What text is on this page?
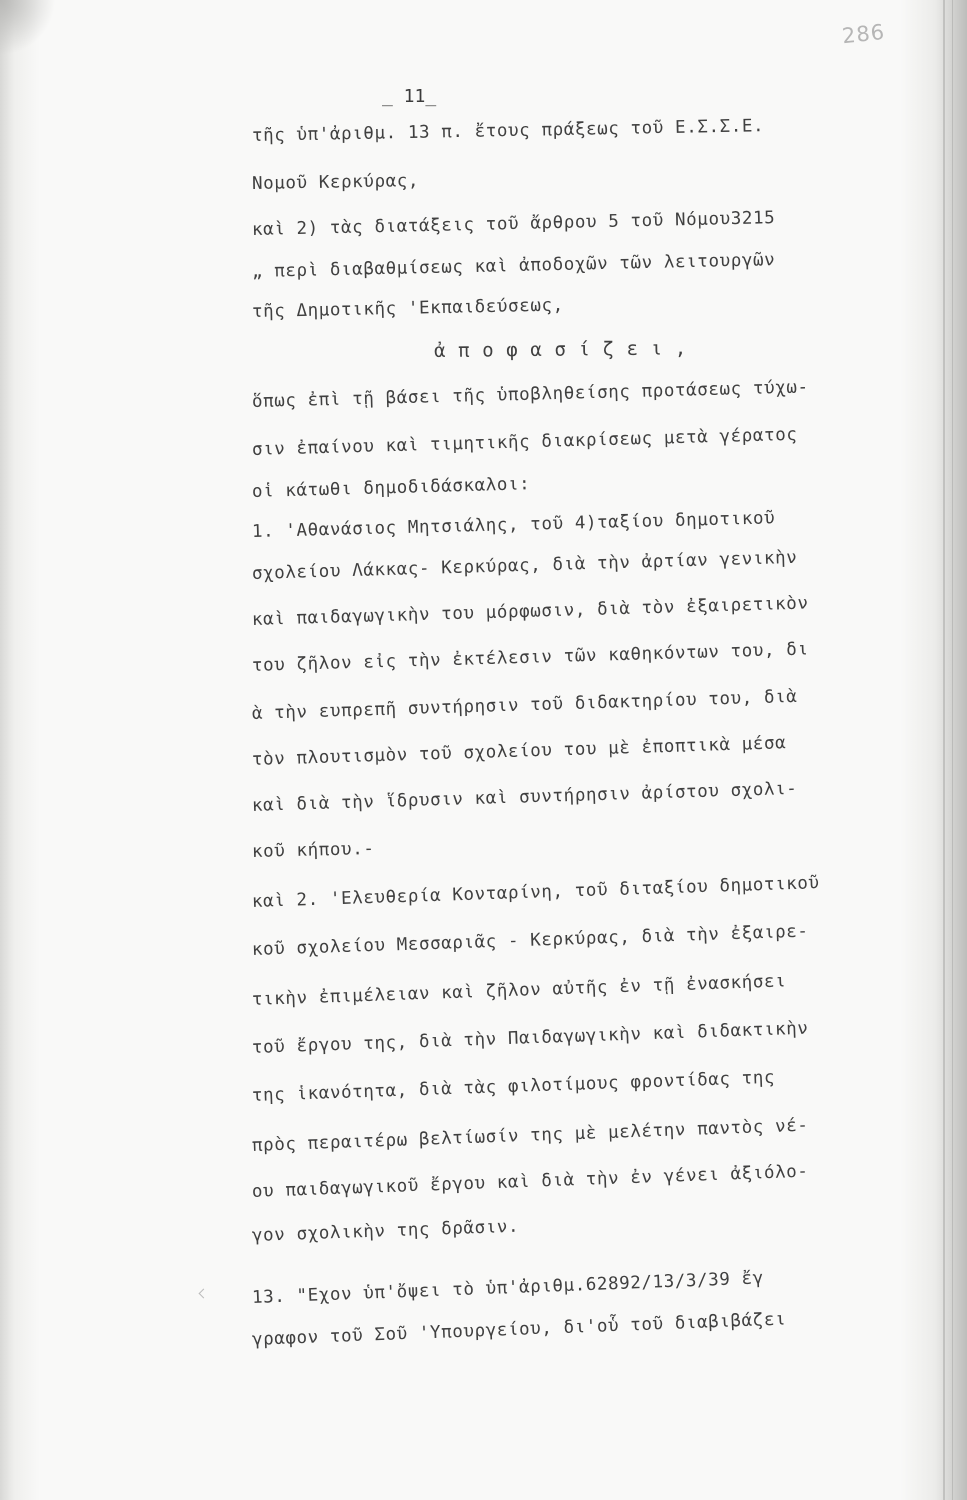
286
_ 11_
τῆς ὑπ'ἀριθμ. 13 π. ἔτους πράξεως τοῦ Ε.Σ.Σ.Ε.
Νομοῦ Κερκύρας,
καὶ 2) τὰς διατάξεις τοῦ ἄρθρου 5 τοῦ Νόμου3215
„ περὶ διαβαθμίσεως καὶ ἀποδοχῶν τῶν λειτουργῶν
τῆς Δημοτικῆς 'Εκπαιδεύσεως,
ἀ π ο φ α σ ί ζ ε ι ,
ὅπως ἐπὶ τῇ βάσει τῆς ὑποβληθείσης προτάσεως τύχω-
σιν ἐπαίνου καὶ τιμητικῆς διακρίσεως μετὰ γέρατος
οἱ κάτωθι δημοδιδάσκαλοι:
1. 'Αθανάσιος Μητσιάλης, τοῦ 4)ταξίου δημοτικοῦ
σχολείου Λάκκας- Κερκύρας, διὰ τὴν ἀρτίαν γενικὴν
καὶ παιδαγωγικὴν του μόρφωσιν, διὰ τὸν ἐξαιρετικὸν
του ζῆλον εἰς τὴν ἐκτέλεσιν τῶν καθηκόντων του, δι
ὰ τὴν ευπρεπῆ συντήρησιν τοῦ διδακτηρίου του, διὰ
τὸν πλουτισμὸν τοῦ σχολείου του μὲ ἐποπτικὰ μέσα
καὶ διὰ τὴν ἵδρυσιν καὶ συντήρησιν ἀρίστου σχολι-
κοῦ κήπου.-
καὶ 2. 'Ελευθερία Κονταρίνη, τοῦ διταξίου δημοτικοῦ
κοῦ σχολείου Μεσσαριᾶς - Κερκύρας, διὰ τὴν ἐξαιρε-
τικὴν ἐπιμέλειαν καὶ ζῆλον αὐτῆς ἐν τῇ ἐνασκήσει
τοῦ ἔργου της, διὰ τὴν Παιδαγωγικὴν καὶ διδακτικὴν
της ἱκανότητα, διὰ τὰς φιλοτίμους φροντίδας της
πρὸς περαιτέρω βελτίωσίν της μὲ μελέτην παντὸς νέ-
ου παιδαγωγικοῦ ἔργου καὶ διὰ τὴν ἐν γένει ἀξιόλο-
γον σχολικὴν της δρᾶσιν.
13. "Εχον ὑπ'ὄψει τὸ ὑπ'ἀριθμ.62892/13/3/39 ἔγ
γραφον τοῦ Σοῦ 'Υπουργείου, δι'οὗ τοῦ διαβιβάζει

.....

▸ CHALLENGE: Each entry should be repeated exactly as it appears; the pictures stay out.

▸ ANSWER TO THIS EXERCISE:
What text is on this page?
286
_ 11_
τῆς ὑπ'ἀριθμ. 13 π. ἔτους πράξεως τοῦ Ε.Σ.Σ.Ε.
Νομοῦ Κερκύρας,
καὶ 2) τὰς διατάξεις τοῦ ἄρθρου 5 τοῦ Νόμου3215
„ περὶ διαβαθμίσεως καὶ ἀποδοχῶν τῶν λειτουργῶν
τῆς Δημοτικῆς 'Εκπαιδεύσεως,
ἀ π ο φ α σ ί ζ ε ι ,
ὅπως ἐπὶ τῇ βάσει τῆς ὑποβληθείσης προτάσεως τύχω-
σιν ἐπαίνου καὶ τιμητικῆς διακρίσεως μετὰ γέρατος
οἱ κάτωθι δημοδιδάσκαλοι:
1. 'Αθανάσιος Μητσιάλης, τοῦ 4)ταξίου δημοτικοῦ
σχολείου Λάκκας- Κερκύρας, διὰ τὴν ἀρτίαν γενικὴν
καὶ παιδαγωγικὴν του μόρφωσιν, διὰ τὸν ἐξαιρετικὸν
του ζῆλον εἰς τὴν ἐκτέλεσιν τῶν καθηκόντων του, δι
ὰ τὴν ευπρεπῆ συντήρησιν τοῦ διδακτηρίου του, διὰ
τὸν πλουτισμὸν τοῦ σχολείου του μὲ ἐποπτικὰ μέσα
καὶ διὰ τὴν ἵδρυσιν καὶ συντήρησιν ἀρίστου σχολι-
κοῦ κήπου.-
καὶ 2. 'Ελευθερία Κονταρίνη, τοῦ διταξίου δημοτικοῦ
κοῦ σχολείου Μεσσαριᾶς - Κερκύρας, διὰ τὴν ἐξαιρε-
τικὴν ἐπιμέλειαν καὶ ζῆλον αὐτῆς ἐν τῇ ἐνασκήσει
τοῦ ἔργου της, διὰ τὴν Παιδαγωγικὴν καὶ διδακτικὴν
της ἱκανότητα, διὰ τὰς φιλοτίμους φροντίδας της
πρὸς περαιτέρω βελτίωσίν της μὲ μελέτην παντὸς νέ-
ου παιδαγωγικοῦ ἔργου καὶ διὰ τὴν ἐν γένει ἀξιόλο-
γον σχολικὴν της δρᾶσιν.
13. "Εχον ὑπ'ὄψει τὸ ὑπ'ἀριθμ.62892/13/3/39 ἔγ
γραφον τοῦ Σοῦ 'Υπουργείου, δι'οὗ τοῦ διαβιβάζει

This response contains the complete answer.